*WRITTEN REQUEST*.
Every line below that mentions the word "title" should be copied out.

* start *

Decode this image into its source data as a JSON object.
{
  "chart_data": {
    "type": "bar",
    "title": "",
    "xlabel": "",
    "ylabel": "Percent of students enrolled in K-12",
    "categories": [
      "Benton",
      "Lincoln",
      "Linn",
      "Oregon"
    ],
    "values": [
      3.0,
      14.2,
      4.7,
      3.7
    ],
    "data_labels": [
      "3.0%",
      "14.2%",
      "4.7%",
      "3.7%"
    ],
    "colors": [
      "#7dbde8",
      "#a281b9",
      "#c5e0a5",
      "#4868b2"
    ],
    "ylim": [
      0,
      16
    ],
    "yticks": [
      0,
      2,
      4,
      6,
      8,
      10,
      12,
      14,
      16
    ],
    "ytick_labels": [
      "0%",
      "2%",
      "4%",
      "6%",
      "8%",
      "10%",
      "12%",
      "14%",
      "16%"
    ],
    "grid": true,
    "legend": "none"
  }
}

* end *
* start *

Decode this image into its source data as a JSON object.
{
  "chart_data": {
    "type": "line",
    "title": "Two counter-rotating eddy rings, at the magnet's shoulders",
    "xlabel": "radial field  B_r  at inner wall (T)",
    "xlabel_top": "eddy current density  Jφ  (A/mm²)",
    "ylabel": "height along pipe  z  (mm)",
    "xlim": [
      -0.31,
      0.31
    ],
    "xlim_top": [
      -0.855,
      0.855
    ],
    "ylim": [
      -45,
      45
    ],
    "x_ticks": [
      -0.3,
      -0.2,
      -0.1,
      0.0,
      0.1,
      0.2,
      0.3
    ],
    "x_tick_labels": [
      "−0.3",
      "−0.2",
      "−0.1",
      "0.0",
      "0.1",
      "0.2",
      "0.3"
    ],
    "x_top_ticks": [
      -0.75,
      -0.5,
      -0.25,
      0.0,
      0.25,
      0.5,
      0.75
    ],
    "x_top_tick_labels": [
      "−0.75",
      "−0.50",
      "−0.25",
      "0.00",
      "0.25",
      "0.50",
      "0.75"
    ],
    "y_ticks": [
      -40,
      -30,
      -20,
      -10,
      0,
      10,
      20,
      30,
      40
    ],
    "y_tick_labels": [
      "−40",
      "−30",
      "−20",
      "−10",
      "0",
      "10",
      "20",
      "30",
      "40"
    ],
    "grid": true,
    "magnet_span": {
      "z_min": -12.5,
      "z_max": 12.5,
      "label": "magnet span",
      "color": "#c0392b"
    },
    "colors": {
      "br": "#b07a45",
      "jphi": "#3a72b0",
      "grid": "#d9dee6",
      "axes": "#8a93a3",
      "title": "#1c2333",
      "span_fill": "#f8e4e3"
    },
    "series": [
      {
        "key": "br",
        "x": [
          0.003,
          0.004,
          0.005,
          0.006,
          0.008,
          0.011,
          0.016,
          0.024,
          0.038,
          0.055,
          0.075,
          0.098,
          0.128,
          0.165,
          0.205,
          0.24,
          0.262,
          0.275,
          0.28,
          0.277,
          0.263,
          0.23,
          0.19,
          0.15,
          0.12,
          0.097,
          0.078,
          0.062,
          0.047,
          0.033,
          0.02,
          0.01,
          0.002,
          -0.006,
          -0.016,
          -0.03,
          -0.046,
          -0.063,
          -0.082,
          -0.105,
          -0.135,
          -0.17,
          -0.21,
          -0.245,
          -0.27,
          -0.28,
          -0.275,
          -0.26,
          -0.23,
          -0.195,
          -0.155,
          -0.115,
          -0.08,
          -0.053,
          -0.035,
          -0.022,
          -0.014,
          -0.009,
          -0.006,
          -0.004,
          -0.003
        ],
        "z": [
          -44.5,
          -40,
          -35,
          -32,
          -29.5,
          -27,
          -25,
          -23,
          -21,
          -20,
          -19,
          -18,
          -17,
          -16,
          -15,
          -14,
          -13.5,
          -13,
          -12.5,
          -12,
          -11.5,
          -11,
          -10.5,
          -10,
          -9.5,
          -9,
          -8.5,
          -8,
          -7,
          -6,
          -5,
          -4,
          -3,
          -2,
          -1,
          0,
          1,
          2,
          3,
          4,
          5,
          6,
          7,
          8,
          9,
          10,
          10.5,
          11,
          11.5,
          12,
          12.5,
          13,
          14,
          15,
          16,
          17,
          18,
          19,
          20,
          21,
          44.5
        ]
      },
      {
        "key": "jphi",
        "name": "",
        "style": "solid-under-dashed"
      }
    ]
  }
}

* end *
* start *

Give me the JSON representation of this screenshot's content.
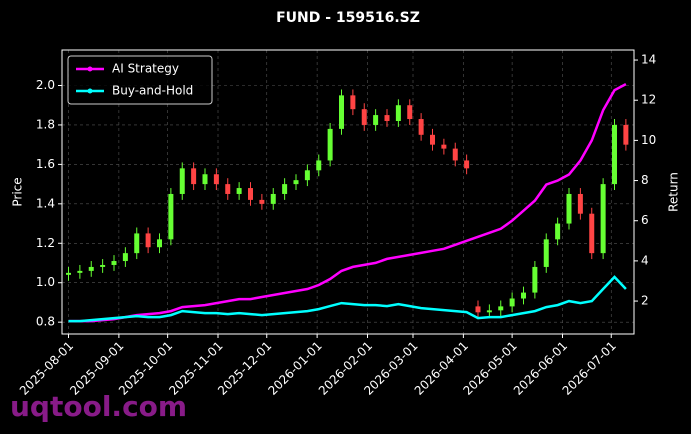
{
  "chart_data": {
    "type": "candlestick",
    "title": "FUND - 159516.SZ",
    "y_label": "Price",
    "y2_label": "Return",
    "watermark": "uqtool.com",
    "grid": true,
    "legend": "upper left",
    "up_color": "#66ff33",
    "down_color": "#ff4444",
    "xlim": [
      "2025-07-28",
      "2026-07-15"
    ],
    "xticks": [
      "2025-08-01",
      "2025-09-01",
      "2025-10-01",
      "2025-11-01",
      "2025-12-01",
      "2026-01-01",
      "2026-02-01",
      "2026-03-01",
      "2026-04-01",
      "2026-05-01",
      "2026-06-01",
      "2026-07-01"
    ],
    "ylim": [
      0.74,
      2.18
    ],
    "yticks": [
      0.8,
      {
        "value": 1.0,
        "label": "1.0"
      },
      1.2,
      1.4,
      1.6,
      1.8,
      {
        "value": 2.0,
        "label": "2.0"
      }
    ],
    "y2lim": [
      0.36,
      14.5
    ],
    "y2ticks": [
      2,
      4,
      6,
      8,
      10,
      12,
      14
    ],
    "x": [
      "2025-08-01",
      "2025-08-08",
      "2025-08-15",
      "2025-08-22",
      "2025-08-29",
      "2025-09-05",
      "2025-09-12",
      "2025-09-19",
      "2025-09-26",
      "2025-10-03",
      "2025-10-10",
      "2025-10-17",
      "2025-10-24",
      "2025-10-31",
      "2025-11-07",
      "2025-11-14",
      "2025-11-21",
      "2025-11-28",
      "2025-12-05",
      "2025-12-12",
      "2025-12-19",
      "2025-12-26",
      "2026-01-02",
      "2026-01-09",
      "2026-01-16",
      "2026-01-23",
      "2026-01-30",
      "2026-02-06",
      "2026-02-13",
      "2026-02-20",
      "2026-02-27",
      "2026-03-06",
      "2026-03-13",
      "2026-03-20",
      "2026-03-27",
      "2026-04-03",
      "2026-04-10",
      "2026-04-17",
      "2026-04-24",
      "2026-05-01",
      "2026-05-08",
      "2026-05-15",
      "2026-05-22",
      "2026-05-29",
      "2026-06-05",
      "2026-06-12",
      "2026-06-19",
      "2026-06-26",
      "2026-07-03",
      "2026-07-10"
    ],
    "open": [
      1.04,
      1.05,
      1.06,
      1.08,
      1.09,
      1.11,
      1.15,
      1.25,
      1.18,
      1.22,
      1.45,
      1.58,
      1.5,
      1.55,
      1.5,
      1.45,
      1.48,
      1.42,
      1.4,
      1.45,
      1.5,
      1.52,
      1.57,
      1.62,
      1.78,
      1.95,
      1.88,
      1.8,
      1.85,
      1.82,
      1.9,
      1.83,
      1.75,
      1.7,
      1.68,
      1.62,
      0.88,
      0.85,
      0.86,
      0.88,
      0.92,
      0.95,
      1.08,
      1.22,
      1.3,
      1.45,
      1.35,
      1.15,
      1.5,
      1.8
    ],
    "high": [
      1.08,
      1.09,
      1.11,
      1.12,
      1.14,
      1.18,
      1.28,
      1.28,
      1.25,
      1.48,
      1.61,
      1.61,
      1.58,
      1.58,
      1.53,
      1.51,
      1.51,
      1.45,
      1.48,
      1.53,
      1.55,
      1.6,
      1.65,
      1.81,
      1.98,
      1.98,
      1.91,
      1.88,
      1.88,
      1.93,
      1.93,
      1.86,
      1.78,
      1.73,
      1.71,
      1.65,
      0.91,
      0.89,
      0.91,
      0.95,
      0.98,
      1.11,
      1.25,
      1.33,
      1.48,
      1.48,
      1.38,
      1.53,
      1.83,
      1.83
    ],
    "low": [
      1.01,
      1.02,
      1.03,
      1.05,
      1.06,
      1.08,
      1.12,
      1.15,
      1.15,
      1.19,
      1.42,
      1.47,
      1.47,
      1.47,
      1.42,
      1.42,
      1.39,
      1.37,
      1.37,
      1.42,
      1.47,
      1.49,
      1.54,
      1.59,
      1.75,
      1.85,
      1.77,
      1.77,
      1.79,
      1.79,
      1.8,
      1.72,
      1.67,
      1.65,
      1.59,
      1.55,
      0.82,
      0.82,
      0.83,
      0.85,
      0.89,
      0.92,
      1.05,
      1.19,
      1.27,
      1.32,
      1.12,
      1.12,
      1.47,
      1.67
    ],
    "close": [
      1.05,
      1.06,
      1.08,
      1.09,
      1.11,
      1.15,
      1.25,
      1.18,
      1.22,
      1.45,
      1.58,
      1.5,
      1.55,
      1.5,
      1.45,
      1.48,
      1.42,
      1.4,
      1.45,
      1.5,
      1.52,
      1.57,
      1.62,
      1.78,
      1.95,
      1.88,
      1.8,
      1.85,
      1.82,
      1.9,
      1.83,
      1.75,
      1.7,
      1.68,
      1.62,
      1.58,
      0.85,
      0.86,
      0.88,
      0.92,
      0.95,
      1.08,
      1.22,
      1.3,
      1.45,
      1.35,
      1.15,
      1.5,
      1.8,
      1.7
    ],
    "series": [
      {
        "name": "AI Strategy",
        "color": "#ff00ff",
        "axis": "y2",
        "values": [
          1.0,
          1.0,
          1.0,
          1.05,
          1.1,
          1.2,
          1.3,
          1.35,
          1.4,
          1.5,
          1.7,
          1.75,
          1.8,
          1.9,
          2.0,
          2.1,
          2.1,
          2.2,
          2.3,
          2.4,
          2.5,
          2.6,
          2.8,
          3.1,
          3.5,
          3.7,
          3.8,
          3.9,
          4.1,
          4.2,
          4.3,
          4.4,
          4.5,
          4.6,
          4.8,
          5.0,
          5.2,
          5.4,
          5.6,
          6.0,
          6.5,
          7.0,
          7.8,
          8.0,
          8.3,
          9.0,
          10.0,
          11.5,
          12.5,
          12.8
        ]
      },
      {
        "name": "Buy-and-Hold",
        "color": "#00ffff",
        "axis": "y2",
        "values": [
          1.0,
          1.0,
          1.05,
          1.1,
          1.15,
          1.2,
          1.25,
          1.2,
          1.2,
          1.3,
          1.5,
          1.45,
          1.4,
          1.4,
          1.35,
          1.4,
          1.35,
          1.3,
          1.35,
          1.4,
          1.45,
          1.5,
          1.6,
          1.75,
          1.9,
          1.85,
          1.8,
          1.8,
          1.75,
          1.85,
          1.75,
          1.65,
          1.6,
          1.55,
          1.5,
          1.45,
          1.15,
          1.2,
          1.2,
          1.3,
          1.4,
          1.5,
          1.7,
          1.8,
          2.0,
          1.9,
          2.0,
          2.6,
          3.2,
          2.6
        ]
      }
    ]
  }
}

* end *

*FINAL RESULT*.
    "title": "",
    "title": "Two counter-rotating eddy rings, at the magnet's shoulders",
      "title": "#1c2333",
    "title": "FUND - 159516.SZ",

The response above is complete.